→ What the task requires
Set down each line of the material that follows, exactly, with no pictures.

[Stored records]
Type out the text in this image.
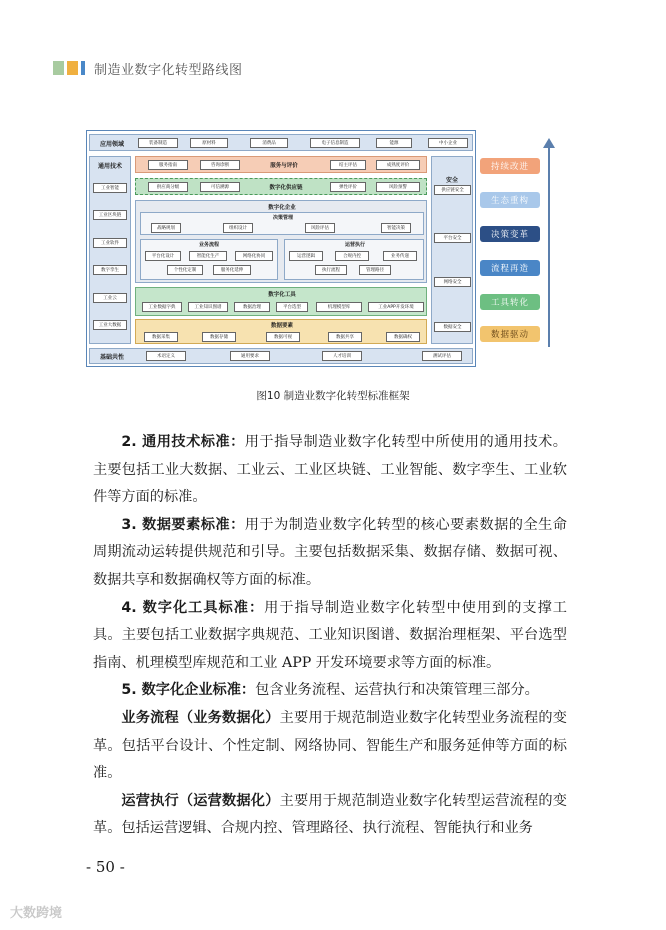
制造业数字化转型路线图
应用领域	装备制造	原材料	消费品	电子信息制造	能源	中小企业
通用技术
工业智能
工业区块链
工业软件
数字孪生
工业云
工业大数据
安全
供应链安全
平台安全
网络安全
数据安全
服务指南	咨询诊断	服务与评价	结主评估	成熟度评价
供应商分级	可信溯源	数字化供应链	弹性评价	风险预警
数字化企业
决策管理
战略规划	组织设计	风险评估	智能决策
业务流程
平台化设计	智能化生产	网络化协同
个性化定制	服务化延伸
运营执行
运营逻辑	合规内控	业务传递
执行流程	管理路径
数字化工具
工业数据字典	工业知识图谱	数据治理	平台选型	机理模型库	工业APP开发环境
数据要素
数据采集	数据存储	数据可视	数据共享	数据确权
基础共性	术语定义	通用要求	人才培训	测试评估
持续改进
生态重构
决策变革
流程再造
工具转化
数据驱动
图10 制造业数字化转型标准框架

2. 通用技术标准：用于指导制造业数字化转型中所使用的通用技术。主要包括工业大数据、工业云、工业区块链、工业智能、数字孪生、工业软件等方面的标准。

3. 数据要素标准：用于为制造业数字化转型的核心要素数据的全生命周期流动运转提供规范和引导。主要包括数据采集、数据存储、数据可视、数据共享和数据确权等方面的标准。

4. 数字化工具标准：用于指导制造业数字化转型中使用到的支撑工具。主要包括工业数据字典规范、工业知识图谱、数据治理框架、平台选型指南、机理模型库规范和工业 APP 开发环境要求等方面的标准。

5. 数字化企业标准：包含业务流程、运营执行和决策管理三部分。

业务流程（业务数据化）主要用于规范制造业数字化转型业务流程的变革。包括平台设计、个性定制、网络协同、智能生产和服务延伸等方面的标准。

运营执行（运营数据化）主要用于规范制造业数字化转型运营流程的变革。包括运营逻辑、合规内控、管理路径、执行流程、智能执行和业务

- 50 -
大数跨境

→ Task result
Type out the text in this image.
制造业数字化转型路线图
应用领域	装备制造	原材料	消费品	电子信息制造	能源	中小企业
通用技术
工业智能
工业区块链
工业软件
数字孪生
工业云
工业大数据
安全
供应链安全
平台安全
网络安全
数据安全
服务指南	咨询诊断	服务与评价	结主评估	成熟度评价
供应商分级	可信溯源	数字化供应链	弹性评价	风险预警
数字化企业
决策管理
战略规划	组织设计	风险评估	智能决策
业务流程
平台化设计	智能化生产	网络化协同
个性化定制	服务化延伸
运营执行
运营逻辑	合规内控	业务传递
执行流程	管理路径
数字化工具
工业数据字典	工业知识图谱	数据治理	平台选型	机理模型库	工业APP开发环境
数据要素
数据采集	数据存储	数据可视	数据共享	数据确权
基础共性	术语定义	通用要求	人才培训	测试评估
持续改进
生态重构
决策变革
流程再造
工具转化
数据驱动
图10 制造业数字化转型标准框架

2. 通用技术标准：用于指导制造业数字化转型中所使用的通用技术。主要包括工业大数据、工业云、工业区块链、工业智能、数字孪生、工业软件等方面的标准。

3. 数据要素标准：用于为制造业数字化转型的核心要素数据的全生命周期流动运转提供规范和引导。主要包括数据采集、数据存储、数据可视、数据共享和数据确权等方面的标准。

4. 数字化工具标准：用于指导制造业数字化转型中使用到的支撑工具。主要包括工业数据字典规范、工业知识图谱、数据治理框架、平台选型指南、机理模型库规范和工业 APP 开发环境要求等方面的标准。

5. 数字化企业标准：包含业务流程、运营执行和决策管理三部分。

业务流程（业务数据化）主要用于规范制造业数字化转型业务流程的变革。包括平台设计、个性定制、网络协同、智能生产和服务延伸等方面的标准。

运营执行（运营数据化）主要用于规范制造业数字化转型运营流程的变革。包括运营逻辑、合规内控、管理路径、执行流程、智能执行和业务

- 50 -
大数跨境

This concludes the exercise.